DATASET ENTRIES start

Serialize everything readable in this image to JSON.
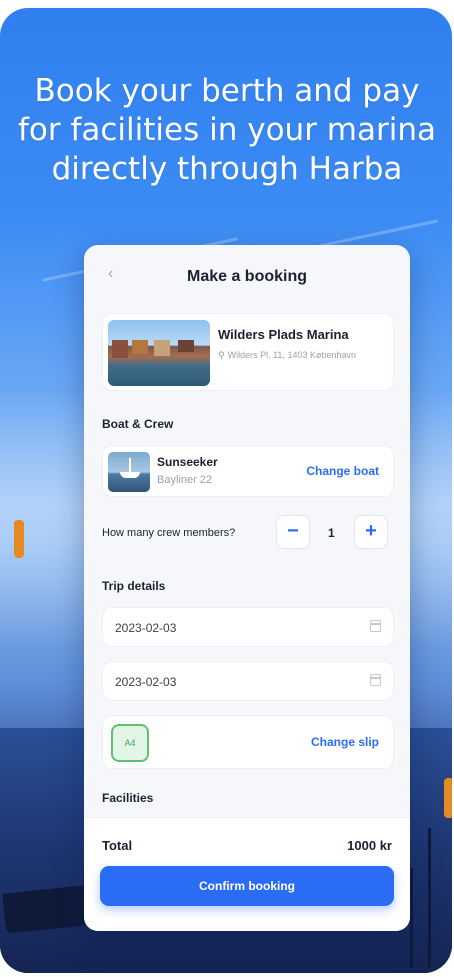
{
  "promo": {
    "headline_lines": [
      "Book your berth and pay",
      "for facilities in your marina",
      "directly through Harba"
    ]
  },
  "screen": {
    "back_icon": "chevron-left-icon",
    "title": "Make a booking",
    "marina": {
      "name": "Wilders Plads Marina",
      "address": "Wilders Pl. 11, 1403 København"
    },
    "boat_section_label": "Boat & Crew",
    "boat": {
      "name": "Sunseeker",
      "model": "Bayliner 22",
      "change_label": "Change boat"
    },
    "crew": {
      "question": "How many crew members?",
      "value": "1",
      "decrement": "−",
      "increment": "+"
    },
    "trip_section_label": "Trip details",
    "trip": {
      "start_date": "2023-02-03",
      "end_date": "2023-02-03"
    },
    "slip": {
      "code": "A4",
      "change_label": "Change slip"
    },
    "facilities_label": "Facilities",
    "total": {
      "label": "Total",
      "value": "1000 kr"
    },
    "confirm_label": "Confirm booking"
  },
  "colors": {
    "accent": "#2a6df4",
    "slip_badge_border": "#5cc26f",
    "background_top": "#2f7ff0"
  }
}
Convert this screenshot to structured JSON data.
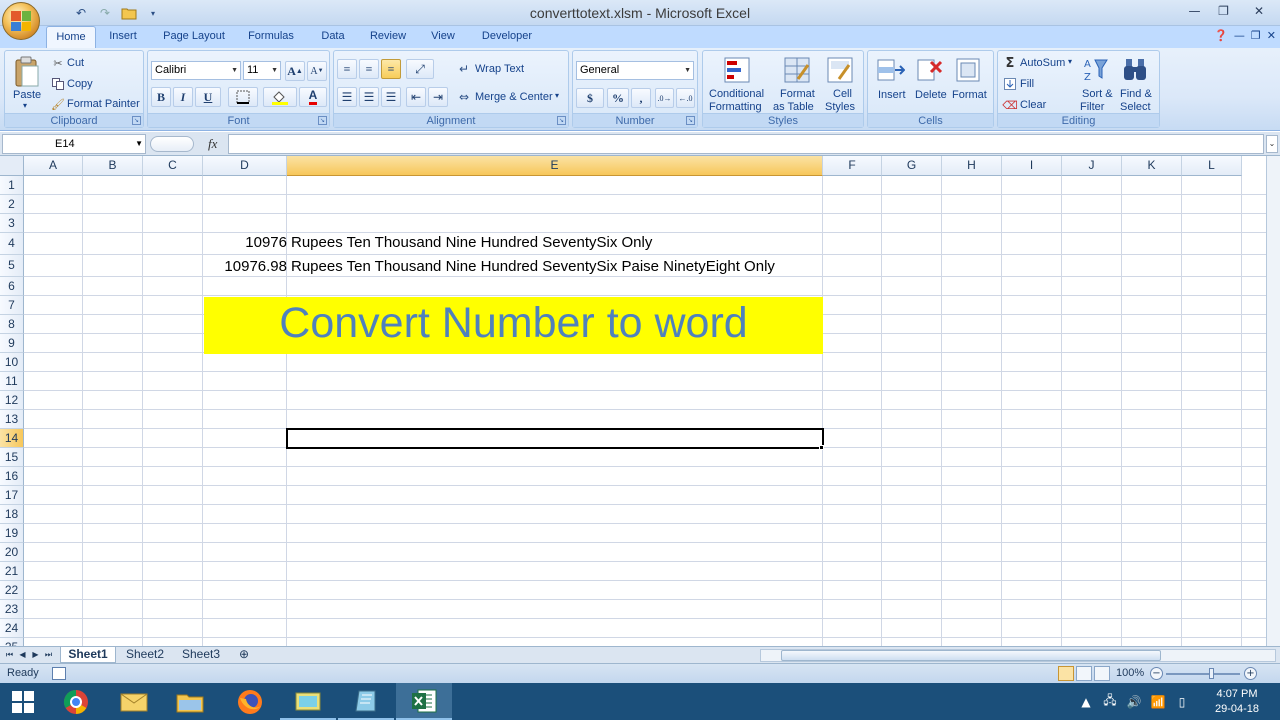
{
  "window": {
    "title": "converttotext.xlsm - Microsoft Excel"
  },
  "tabs": [
    "Home",
    "Insert",
    "Page Layout",
    "Formulas",
    "Data",
    "Review",
    "View",
    "Developer"
  ],
  "ribbon": {
    "clipboard": {
      "paste": "Paste",
      "cut": "Cut",
      "copy": "Copy",
      "format_painter": "Format Painter",
      "label": "Clipboard"
    },
    "font": {
      "name": "Calibri",
      "size": "11",
      "bold": "B",
      "italic": "I",
      "underline": "U",
      "label": "Font"
    },
    "alignment": {
      "wrap_text": "Wrap Text",
      "merge_center": "Merge & Center",
      "label": "Alignment"
    },
    "number": {
      "format": "General",
      "currency": "$",
      "percent": "%",
      "comma": ",",
      "label": "Number"
    },
    "styles": {
      "conditional": "Conditional",
      "conditional2": "Formatting",
      "format_as": "Format",
      "format_as2": "as Table",
      "cell": "Cell",
      "cell2": "Styles",
      "label": "Styles"
    },
    "cells": {
      "insert": "Insert",
      "delete": "Delete",
      "format": "Format",
      "label": "Cells"
    },
    "editing": {
      "autosum": "AutoSum",
      "fill": "Fill",
      "clear": "Clear",
      "sort": "Sort &",
      "sort2": "Filter",
      "find": "Find &",
      "find2": "Select",
      "label": "Editing"
    }
  },
  "formula_bar": {
    "name_box": "E14",
    "fx": "fx",
    "formula": ""
  },
  "columns": [
    "A",
    "B",
    "C",
    "D",
    "E",
    "F",
    "G",
    "H",
    "I",
    "J",
    "K",
    "L"
  ],
  "rows": [
    "1",
    "2",
    "3",
    "4",
    "5",
    "6",
    "7",
    "8",
    "9",
    "10",
    "11",
    "12",
    "13",
    "14",
    "15",
    "16",
    "17",
    "18",
    "19",
    "20",
    "21",
    "22",
    "23",
    "24",
    "25"
  ],
  "cells": {
    "D4": "10976",
    "E4": "Rupees Ten Thousand Nine Hundred SeventySix Only",
    "D5": "10976.98",
    "E5": "Rupees Ten Thousand Nine Hundred SeventySix Paise NinetyEight Only",
    "title": "Convert Number to word"
  },
  "sheets": [
    "Sheet1",
    "Sheet2",
    "Sheet3"
  ],
  "active_sheet": "Sheet1",
  "status": {
    "text": "Ready",
    "zoom": "100%"
  },
  "taskbar": {
    "time": "4:07 PM",
    "date": "29-04-18"
  },
  "colors": {
    "title_fill": "#ffff00",
    "title_text": "#4f81bd",
    "selected_header": "#f7c75a"
  }
}
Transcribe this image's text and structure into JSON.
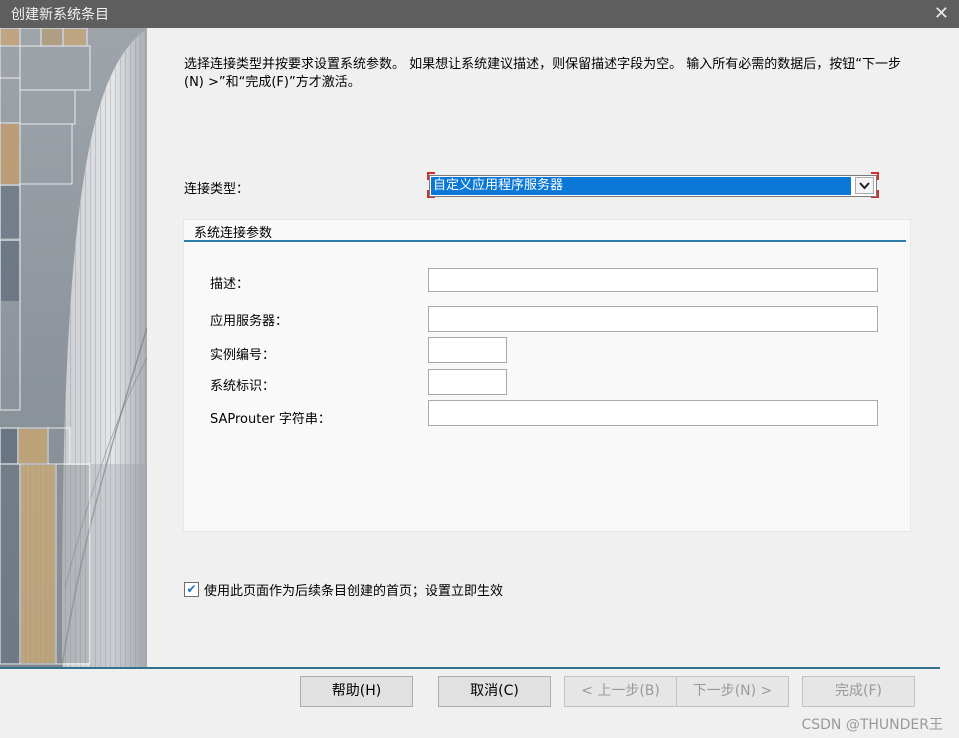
{
  "window": {
    "title": "创建新系统条目",
    "close_glyph": "✕"
  },
  "intro_text": "选择连接类型并按要求设置系统参数。 如果想让系统建议描述，则保留描述字段为空。 输入所有必需的数据后，按钮“下一步(N) >”和“完成(F)”方才激活。",
  "connection": {
    "label": "连接类型：",
    "selected": "自定义应用程序服务器",
    "arrow_glyph": "⌄"
  },
  "group": {
    "title": "系统连接参数",
    "fields": {
      "description_label": "描述：",
      "description_value": "",
      "app_server_label": "应用服务器：",
      "app_server_value": "",
      "instance_label": "实例编号：",
      "instance_value": "",
      "system_id_label": "系统标识：",
      "system_id_value": "",
      "saprouter_label": "SAProuter 字符串：",
      "saprouter_value": ""
    }
  },
  "checkbox": {
    "label": "使用此页面作为后续条目创建的首页；设置立即生效",
    "checked": true,
    "check_glyph": "✔"
  },
  "buttons": {
    "help": "帮助(H)",
    "cancel": "取消(C)",
    "back": "< 上一步(B)",
    "next": "下一步(N) >",
    "finish": "完成(F)"
  },
  "watermark": "CSDN @THUNDER王",
  "colors": {
    "titlebar": "#5e5e5e",
    "selection": "#0b77d6",
    "group_line": "#2f7fab",
    "focus_corner": "#d32f2f"
  }
}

DATASET ENTRIES end

* EXERCISE:
Repeat the entries exactly and keep the pictures out of the copy.

* EXERCISE RESPONSE:
Serialize everything readable in this image to JSON.
{
  "promo": {
    "headline_lines": [
      "Book your berth and pay",
      "for facilities in your marina",
      "directly through Harba"
    ]
  },
  "screen": {
    "back_icon": "chevron-left-icon",
    "title": "Make a booking",
    "marina": {
      "name": "Wilders Plads Marina",
      "address": "Wilders Pl. 11, 1403 København"
    },
    "boat_section_label": "Boat & Crew",
    "boat": {
      "name": "Sunseeker",
      "model": "Bayliner 22",
      "change_label": "Change boat"
    },
    "crew": {
      "question": "How many crew members?",
      "value": "1",
      "decrement": "−",
      "increment": "+"
    },
    "trip_section_label": "Trip details",
    "trip": {
      "start_date": "2023-02-03",
      "end_date": "2023-02-03"
    },
    "slip": {
      "code": "A4",
      "change_label": "Change slip"
    },
    "facilities_label": "Facilities",
    "total": {
      "label": "Total",
      "value": "1000 kr"
    },
    "confirm_label": "Confirm booking"
  },
  "colors": {
    "accent": "#2a6df4",
    "slip_badge_border": "#5cc26f",
    "background_top": "#2f7ff0"
  }
}
Convert this screenshot to structured JSON data.
{
  "window": {
    "title": "converttotext.xlsm - Microsoft Excel"
  },
  "tabs": [
    "Home",
    "Insert",
    "Page Layout",
    "Formulas",
    "Data",
    "Review",
    "View",
    "Developer"
  ],
  "ribbon": {
    "clipboard": {
      "paste": "Paste",
      "cut": "Cut",
      "copy": "Copy",
      "format_painter": "Format Painter",
      "label": "Clipboard"
    },
    "font": {
      "name": "Calibri",
      "size": "11",
      "bold": "B",
      "italic": "I",
      "underline": "U",
      "label": "Font"
    },
    "alignment": {
      "wrap_text": "Wrap Text",
      "merge_center": "Merge & Center",
      "label": "Alignment"
    },
    "number": {
      "format": "General",
      "currency": "$",
      "percent": "%",
      "comma": ",",
      "label": "Number"
    },
    "styles": {
      "conditional": "Conditional",
      "conditional2": "Formatting",
      "format_as": "Format",
      "format_as2": "as Table",
      "cell": "Cell",
      "cell2": "Styles",
      "label": "Styles"
    },
    "cells": {
      "insert": "Insert",
      "delete": "Delete",
      "format": "Format",
      "label": "Cells"
    },
    "editing": {
      "autosum": "AutoSum",
      "fill": "Fill",
      "clear": "Clear",
      "sort": "Sort &",
      "sort2": "Filter",
      "find": "Find &",
      "find2": "Select",
      "label": "Editing"
    }
  },
  "formula_bar": {
    "name_box": "E14",
    "fx": "fx",
    "formula": ""
  },
  "columns": [
    "A",
    "B",
    "C",
    "D",
    "E",
    "F",
    "G",
    "H",
    "I",
    "J",
    "K",
    "L"
  ],
  "rows": [
    "1",
    "2",
    "3",
    "4",
    "5",
    "6",
    "7",
    "8",
    "9",
    "10",
    "11",
    "12",
    "13",
    "14",
    "15",
    "16",
    "17",
    "18",
    "19",
    "20",
    "21",
    "22",
    "23",
    "24",
    "25"
  ],
  "cells": {
    "D4": "10976",
    "E4": "Rupees Ten Thousand Nine Hundred SeventySix Only",
    "D5": "10976.98",
    "E5": "Rupees Ten Thousand Nine Hundred SeventySix Paise NinetyEight Only",
    "title": "Convert Number to word"
  },
  "sheets": [
    "Sheet1",
    "Sheet2",
    "Sheet3"
  ],
  "active_sheet": "Sheet1",
  "status": {
    "text": "Ready",
    "zoom": "100%"
  },
  "taskbar": {
    "time": "4:07 PM",
    "date": "29-04-18"
  },
  "colors": {
    "title_fill": "#ffff00",
    "title_text": "#4f81bd",
    "selected_header": "#f7c75a"
  }
}
Transcribe this image's text and structure into JSON.
{
  "window": {
    "title": "创建新系统条目",
    "close_glyph": "✕"
  },
  "intro_text": "选择连接类型并按要求设置系统参数。 如果想让系统建议描述，则保留描述字段为空。 输入所有必需的数据后，按钮“下一步(N) >”和“完成(F)”方才激活。",
  "connection": {
    "label": "连接类型：",
    "selected": "自定义应用程序服务器",
    "arrow_glyph": "⌄"
  },
  "group": {
    "title": "系统连接参数",
    "fields": {
      "description_label": "描述：",
      "description_value": "",
      "app_server_label": "应用服务器：",
      "app_server_value": "",
      "instance_label": "实例编号：",
      "instance_value": "",
      "system_id_label": "系统标识：",
      "system_id_value": "",
      "saprouter_label": "SAProuter 字符串：",
      "saprouter_value": ""
    }
  },
  "checkbox": {
    "label": "使用此页面作为后续条目创建的首页；设置立即生效",
    "checked": true,
    "check_glyph": "✔"
  },
  "buttons": {
    "help": "帮助(H)",
    "cancel": "取消(C)",
    "back": "< 上一步(B)",
    "next": "下一步(N) >",
    "finish": "完成(F)"
  },
  "watermark": "CSDN @THUNDER王",
  "colors": {
    "titlebar": "#5e5e5e",
    "selection": "#0b77d6",
    "group_line": "#2f7fab",
    "focus_corner": "#d32f2f"
  }
}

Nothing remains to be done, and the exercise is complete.